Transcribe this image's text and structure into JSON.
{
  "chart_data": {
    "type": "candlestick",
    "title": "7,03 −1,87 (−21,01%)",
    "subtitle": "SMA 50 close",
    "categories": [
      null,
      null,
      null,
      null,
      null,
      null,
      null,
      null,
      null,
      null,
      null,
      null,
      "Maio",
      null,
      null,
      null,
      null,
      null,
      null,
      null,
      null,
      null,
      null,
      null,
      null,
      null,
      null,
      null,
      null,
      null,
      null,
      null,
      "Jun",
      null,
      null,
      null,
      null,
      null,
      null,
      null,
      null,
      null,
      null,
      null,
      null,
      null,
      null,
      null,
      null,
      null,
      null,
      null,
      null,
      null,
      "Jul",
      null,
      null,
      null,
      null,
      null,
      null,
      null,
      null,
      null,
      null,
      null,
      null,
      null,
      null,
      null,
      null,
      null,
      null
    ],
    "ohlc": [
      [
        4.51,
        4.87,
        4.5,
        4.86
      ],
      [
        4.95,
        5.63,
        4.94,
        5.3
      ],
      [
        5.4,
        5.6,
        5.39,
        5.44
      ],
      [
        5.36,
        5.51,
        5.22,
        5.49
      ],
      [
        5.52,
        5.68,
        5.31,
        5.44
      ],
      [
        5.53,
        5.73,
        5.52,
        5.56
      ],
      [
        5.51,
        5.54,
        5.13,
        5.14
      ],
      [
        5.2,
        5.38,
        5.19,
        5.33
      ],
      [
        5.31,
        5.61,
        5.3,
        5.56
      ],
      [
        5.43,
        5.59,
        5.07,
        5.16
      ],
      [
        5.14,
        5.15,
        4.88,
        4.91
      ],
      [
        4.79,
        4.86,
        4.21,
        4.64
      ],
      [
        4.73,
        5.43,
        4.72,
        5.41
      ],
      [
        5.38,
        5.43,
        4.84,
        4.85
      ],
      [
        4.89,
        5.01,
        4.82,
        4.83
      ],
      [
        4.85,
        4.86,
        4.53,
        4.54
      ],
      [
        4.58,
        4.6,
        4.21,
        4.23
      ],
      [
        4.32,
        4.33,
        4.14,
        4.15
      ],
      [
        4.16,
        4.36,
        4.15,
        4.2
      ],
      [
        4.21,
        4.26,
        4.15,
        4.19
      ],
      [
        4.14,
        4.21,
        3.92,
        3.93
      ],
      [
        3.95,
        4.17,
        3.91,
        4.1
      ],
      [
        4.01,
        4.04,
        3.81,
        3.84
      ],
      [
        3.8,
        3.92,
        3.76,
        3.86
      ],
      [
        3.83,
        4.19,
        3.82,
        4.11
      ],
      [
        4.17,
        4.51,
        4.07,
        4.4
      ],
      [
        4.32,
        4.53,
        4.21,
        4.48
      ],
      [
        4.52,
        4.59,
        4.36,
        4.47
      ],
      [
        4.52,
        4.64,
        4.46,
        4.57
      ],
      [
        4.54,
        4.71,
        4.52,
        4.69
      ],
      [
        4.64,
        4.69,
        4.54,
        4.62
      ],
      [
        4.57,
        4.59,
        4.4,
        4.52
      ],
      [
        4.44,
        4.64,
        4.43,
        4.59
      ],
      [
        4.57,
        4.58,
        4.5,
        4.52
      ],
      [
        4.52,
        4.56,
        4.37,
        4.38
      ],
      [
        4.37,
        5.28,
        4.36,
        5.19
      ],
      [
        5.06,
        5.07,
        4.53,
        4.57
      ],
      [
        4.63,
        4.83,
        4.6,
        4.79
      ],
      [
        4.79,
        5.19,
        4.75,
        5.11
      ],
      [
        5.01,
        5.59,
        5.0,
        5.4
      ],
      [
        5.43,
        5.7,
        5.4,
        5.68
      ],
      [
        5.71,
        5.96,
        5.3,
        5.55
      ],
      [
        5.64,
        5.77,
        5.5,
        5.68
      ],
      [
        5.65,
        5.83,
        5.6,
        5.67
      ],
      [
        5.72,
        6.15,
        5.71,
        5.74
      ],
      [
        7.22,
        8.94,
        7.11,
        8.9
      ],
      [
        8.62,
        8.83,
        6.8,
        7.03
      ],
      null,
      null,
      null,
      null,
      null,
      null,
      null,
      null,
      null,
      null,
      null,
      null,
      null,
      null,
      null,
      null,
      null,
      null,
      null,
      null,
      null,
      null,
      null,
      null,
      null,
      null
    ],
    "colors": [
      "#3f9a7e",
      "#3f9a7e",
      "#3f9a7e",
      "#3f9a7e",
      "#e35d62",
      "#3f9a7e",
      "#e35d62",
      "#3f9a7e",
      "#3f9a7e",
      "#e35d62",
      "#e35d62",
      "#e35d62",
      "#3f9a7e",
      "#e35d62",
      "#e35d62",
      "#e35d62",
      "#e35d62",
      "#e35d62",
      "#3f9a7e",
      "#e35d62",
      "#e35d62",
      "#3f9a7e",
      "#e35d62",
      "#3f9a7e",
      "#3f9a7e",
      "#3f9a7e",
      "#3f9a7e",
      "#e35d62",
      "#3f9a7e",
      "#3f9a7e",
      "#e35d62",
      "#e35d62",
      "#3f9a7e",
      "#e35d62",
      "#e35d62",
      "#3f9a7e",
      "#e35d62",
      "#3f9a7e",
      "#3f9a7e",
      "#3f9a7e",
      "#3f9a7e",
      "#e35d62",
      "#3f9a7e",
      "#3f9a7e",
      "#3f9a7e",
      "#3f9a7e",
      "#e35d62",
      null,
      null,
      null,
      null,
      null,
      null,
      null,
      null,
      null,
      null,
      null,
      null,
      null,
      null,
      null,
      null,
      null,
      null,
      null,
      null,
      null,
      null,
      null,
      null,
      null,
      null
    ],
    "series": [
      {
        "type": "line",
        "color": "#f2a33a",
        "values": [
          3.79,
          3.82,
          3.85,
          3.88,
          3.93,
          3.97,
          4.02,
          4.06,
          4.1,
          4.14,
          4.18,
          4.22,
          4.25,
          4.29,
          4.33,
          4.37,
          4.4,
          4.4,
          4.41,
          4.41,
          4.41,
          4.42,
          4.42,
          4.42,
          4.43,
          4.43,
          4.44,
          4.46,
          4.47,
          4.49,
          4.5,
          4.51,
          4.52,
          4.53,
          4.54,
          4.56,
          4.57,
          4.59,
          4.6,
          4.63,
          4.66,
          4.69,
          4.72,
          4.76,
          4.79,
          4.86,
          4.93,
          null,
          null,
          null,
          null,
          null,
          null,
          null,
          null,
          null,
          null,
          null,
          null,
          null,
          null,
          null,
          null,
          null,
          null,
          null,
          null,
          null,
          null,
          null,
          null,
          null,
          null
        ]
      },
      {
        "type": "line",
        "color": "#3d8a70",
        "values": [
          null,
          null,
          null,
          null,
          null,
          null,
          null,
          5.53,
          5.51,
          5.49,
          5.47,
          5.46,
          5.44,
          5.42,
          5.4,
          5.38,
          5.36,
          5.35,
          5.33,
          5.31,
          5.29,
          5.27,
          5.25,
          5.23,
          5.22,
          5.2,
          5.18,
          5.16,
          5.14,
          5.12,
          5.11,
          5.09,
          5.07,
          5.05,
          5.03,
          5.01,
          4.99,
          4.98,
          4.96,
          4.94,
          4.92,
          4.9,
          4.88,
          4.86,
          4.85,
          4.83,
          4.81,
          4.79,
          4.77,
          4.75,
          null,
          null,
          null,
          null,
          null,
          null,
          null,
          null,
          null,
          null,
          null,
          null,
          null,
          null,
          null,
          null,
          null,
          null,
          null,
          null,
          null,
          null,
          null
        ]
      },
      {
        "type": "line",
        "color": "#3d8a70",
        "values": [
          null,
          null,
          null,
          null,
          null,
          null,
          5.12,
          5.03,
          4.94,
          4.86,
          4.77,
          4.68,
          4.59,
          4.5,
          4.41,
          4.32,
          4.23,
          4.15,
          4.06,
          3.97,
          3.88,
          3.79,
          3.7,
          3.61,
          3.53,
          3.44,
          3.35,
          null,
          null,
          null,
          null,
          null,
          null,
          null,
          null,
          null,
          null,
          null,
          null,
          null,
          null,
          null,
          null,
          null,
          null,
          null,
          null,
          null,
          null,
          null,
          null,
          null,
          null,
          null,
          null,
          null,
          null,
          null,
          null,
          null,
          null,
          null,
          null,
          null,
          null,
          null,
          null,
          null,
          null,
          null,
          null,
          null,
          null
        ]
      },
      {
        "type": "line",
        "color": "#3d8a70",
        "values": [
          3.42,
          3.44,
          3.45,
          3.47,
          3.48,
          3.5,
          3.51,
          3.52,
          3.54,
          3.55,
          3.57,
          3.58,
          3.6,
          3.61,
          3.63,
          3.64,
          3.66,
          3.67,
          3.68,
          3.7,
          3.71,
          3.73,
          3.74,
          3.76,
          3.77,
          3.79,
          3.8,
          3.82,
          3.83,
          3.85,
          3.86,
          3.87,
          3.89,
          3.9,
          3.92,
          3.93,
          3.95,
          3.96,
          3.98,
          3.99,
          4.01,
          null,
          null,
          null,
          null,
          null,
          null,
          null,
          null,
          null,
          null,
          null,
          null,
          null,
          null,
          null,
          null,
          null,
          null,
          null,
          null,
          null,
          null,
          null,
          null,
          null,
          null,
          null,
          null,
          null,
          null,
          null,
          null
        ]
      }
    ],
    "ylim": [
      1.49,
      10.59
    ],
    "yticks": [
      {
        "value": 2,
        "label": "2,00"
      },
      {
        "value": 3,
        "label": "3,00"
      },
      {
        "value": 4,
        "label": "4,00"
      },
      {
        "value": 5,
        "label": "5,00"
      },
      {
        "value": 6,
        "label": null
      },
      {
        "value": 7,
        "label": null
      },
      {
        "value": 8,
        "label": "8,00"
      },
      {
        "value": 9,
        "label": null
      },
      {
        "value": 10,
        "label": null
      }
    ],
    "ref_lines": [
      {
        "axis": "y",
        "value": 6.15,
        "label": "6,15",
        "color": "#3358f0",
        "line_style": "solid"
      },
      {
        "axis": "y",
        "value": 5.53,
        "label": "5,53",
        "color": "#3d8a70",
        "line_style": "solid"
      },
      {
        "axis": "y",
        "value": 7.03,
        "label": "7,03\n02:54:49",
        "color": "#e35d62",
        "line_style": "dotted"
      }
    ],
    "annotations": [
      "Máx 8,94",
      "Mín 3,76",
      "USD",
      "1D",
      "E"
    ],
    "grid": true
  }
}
----
_Short exercise_
Copy out every line with the word "label".

_Complete answer_
        "label": "2,00"
        "label": "3,00"
        "label": "4,00"
        "label": "5,00"
        "label": null
        "label": null
        "label": "8,00"
        "label": null
        "label": null
        "label": "6,15",
        "label": "5,53",
        "label": "7,03\n02:54:49",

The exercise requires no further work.